# Aim 1
Can you switch every "annotation-label" to "callout-label" in the records, from the line with "x-tick-label: 200 — [227, 368, 252, 385]" to the line with "y-tick-label: 60 — [62, 149, 79, 166]", and give those lines again with nothing else changed?

# Exploring activations

In [1]:
import numpy as np
import torch
import pickle
import os
import matplotlib.pyplot as plt
from tqdm import tqdm
from collections import Counter


## Preparing "training" data

Load desired benchmark activations :

In [2]:
activation_paths = '../activations/'
benchmark = 'MHalu'
model = 'llava_ov_7b'

path = os.path.join(activation_paths, benchmark + '+' + model)

In [3]:
#Load the train
with open(path + '/train_activations.pkl', 'rb') as f:
    activations = pickle.load(f)

with open(path + '/train_classes.pkl', 'rb') as f:
    labels_to_indices = pickle.load(f)

#get reverse dictionnary (index to class)
indices_to_labels = dict()
for key, values in labels_to_indices.items():
    for value in values:
        indices_to_labels[value] = key

Get the centroids:


In [4]:
centroids = dict()
for label in labels_to_indices.keys():
    centroids[label] = torch.zeros_like(activations[0]) #initialize null
    
    # go through associated indices (list of indices)
    for i in labels_to_indices[label]:
        centroids[label] += activations[i]
    #average
    centroids[label] /= len(labels_to_indices[label])

# Aim 2
Do these statements agree with the activations notebook? For each, answer yes or no and quote the deciding words.
(a) The benchmark is set to MHalu.
(b) The training labels are loaded from a file named train_labels.pkl.
(c) Each centroid starts out as a tensor of ones.

# Data for this task
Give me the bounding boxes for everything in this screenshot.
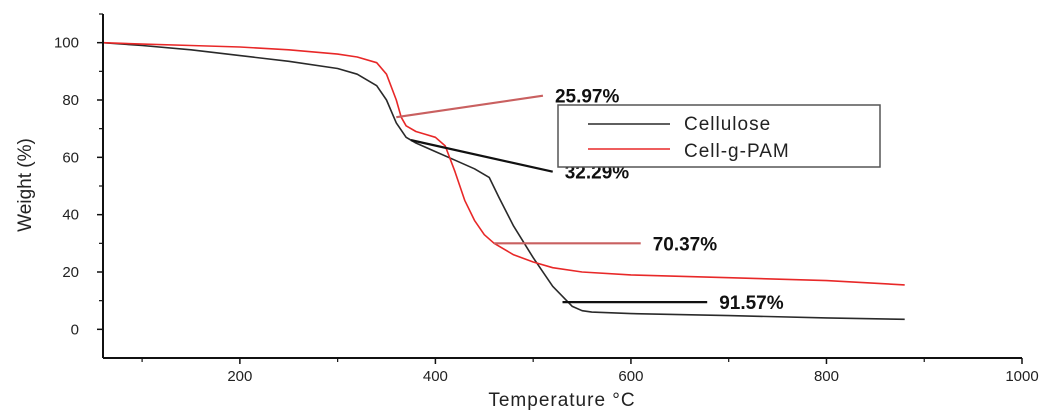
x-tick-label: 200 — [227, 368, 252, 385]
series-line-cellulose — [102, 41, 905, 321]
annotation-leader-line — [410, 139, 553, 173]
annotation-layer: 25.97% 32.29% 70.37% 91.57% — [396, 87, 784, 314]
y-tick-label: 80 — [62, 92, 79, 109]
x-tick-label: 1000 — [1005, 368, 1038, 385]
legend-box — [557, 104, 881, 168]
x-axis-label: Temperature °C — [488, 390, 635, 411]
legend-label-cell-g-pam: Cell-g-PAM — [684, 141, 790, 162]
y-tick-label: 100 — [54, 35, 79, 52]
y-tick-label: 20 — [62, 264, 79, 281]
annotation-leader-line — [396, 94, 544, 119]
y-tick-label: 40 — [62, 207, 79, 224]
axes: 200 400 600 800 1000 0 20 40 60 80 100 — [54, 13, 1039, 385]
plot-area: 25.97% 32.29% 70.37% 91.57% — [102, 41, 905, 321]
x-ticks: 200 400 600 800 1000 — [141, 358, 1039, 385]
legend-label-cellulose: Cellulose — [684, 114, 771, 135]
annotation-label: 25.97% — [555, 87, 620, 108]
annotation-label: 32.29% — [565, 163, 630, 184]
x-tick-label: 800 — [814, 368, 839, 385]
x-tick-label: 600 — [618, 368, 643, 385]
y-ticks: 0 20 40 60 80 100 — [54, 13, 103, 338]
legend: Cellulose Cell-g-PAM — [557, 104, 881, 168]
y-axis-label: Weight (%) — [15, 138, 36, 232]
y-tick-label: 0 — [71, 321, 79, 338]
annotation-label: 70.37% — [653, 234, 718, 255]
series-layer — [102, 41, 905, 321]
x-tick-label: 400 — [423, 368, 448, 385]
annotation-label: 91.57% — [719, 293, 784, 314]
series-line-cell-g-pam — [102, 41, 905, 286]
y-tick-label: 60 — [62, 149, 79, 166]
--
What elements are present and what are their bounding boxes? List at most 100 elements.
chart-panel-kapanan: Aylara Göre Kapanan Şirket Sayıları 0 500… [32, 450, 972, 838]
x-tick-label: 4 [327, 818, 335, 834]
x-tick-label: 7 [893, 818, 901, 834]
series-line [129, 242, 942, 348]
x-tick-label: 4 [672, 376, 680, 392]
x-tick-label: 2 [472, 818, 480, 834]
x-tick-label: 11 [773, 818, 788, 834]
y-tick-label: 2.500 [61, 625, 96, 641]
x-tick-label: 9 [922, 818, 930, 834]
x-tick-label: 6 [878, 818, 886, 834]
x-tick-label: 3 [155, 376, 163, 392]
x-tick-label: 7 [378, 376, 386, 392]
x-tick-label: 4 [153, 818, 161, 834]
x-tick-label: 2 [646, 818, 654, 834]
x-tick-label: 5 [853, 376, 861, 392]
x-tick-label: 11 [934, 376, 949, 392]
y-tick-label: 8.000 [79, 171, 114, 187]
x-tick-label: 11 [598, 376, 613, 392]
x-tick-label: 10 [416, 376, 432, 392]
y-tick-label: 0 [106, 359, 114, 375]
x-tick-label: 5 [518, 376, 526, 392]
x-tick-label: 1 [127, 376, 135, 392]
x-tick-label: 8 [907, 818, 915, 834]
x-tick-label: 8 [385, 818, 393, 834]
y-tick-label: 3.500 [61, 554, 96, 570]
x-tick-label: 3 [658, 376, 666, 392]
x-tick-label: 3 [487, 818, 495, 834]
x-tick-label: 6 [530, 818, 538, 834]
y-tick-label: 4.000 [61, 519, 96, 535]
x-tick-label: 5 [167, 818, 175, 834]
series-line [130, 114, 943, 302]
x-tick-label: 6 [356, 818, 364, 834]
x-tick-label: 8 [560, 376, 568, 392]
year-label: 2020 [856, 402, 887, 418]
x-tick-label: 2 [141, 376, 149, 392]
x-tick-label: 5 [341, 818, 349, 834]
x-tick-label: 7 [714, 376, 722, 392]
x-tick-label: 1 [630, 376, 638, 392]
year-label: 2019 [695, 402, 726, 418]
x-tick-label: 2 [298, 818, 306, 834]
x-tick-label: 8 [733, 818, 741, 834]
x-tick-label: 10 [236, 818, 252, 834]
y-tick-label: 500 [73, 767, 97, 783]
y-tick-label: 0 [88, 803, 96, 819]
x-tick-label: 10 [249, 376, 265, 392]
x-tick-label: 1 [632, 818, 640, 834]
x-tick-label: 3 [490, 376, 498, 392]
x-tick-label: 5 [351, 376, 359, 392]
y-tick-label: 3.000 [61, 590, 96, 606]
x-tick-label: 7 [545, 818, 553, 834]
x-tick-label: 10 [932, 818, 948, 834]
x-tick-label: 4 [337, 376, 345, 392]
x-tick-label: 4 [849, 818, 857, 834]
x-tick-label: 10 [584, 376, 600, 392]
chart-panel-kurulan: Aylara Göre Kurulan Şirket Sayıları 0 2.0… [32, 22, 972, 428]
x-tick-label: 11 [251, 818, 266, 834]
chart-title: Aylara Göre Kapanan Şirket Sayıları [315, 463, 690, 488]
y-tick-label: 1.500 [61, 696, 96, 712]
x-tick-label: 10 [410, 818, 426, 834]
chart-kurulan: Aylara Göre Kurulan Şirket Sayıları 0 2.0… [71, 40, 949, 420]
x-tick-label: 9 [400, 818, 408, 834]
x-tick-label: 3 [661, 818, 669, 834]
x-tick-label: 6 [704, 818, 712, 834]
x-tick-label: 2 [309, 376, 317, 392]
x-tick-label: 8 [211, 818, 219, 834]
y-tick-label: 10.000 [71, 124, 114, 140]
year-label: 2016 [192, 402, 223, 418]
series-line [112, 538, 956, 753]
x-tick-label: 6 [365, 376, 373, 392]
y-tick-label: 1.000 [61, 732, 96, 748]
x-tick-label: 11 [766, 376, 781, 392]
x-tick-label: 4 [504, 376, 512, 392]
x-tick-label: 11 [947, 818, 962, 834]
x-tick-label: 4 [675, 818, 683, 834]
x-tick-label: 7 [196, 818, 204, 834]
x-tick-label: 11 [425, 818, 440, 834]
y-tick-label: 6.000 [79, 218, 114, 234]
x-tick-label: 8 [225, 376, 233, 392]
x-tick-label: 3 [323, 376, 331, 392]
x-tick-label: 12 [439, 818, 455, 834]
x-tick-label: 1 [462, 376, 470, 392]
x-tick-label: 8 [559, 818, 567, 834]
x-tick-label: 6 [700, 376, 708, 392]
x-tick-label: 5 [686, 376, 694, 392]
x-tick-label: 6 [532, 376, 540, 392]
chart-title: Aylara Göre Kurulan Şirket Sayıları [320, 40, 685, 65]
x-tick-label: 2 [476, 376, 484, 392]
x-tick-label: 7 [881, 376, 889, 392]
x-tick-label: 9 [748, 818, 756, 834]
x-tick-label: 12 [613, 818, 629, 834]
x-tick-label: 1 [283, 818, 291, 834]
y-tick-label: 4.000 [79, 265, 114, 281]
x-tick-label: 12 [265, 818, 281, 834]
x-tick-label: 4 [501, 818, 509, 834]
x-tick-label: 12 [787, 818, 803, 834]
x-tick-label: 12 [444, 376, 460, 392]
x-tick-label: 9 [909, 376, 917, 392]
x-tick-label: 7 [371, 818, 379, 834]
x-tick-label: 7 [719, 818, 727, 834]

# Task solution 1
x-tick-label: 200 — [227, 368, 252, 385]
series-line-cellulose — [102, 41, 905, 321]
annotation-leader-line — [410, 139, 553, 173]
annotation-layer: 25.97% 32.29% 70.37% 91.57% — [396, 87, 784, 314]
y-tick-label: 80 — [62, 92, 79, 109]
x-tick-label: 1000 — [1005, 368, 1038, 385]
legend-box — [557, 104, 881, 168]
x-axis-label: Temperature °C — [488, 390, 635, 411]
legend-label-cell-g-pam: Cell-g-PAM — [684, 141, 790, 162]
y-tick-label: 100 — [54, 35, 79, 52]
y-tick-label: 20 — [62, 264, 79, 281]
annotation-leader-line — [396, 94, 544, 119]
y-tick-label: 40 — [62, 207, 79, 224]
axes: 200 400 600 800 1000 0 20 40 60 80 100 — [54, 13, 1039, 385]
plot-area: 25.97% 32.29% 70.37% 91.57% — [102, 41, 905, 321]
x-ticks: 200 400 600 800 1000 — [141, 358, 1039, 385]
legend-label-cellulose: Cellulose — [684, 114, 771, 135]
callout-label: 25.97% — [555, 87, 620, 108]
callout-label: 32.29% — [565, 163, 630, 184]
x-tick-label: 800 — [814, 368, 839, 385]
x-tick-label: 600 — [618, 368, 643, 385]
y-ticks: 0 20 40 60 80 100 — [54, 13, 103, 338]
legend: Cellulose Cell-g-PAM — [557, 104, 881, 168]
y-axis-label: Weight (%) — [15, 138, 36, 232]
y-tick-label: 0 — [71, 321, 79, 338]
callout-label: 70.37% — [653, 234, 718, 255]
series-layer — [102, 41, 905, 321]
x-tick-label: 400 — [423, 368, 448, 385]
callout-label: 91.57% — [719, 293, 784, 314]
series-line-cell-g-pam — [102, 41, 905, 286]
y-tick-label: 60 — [62, 149, 79, 166]

# Task solution 2
(a) Yes: "benchmark = 'MHalu'"
(b) No: "with open(path + '/train_classes.pkl', 'rb') as f:"
(c) No: "centroids[label] = torch.zeros_like(activations[0]) #initialize null"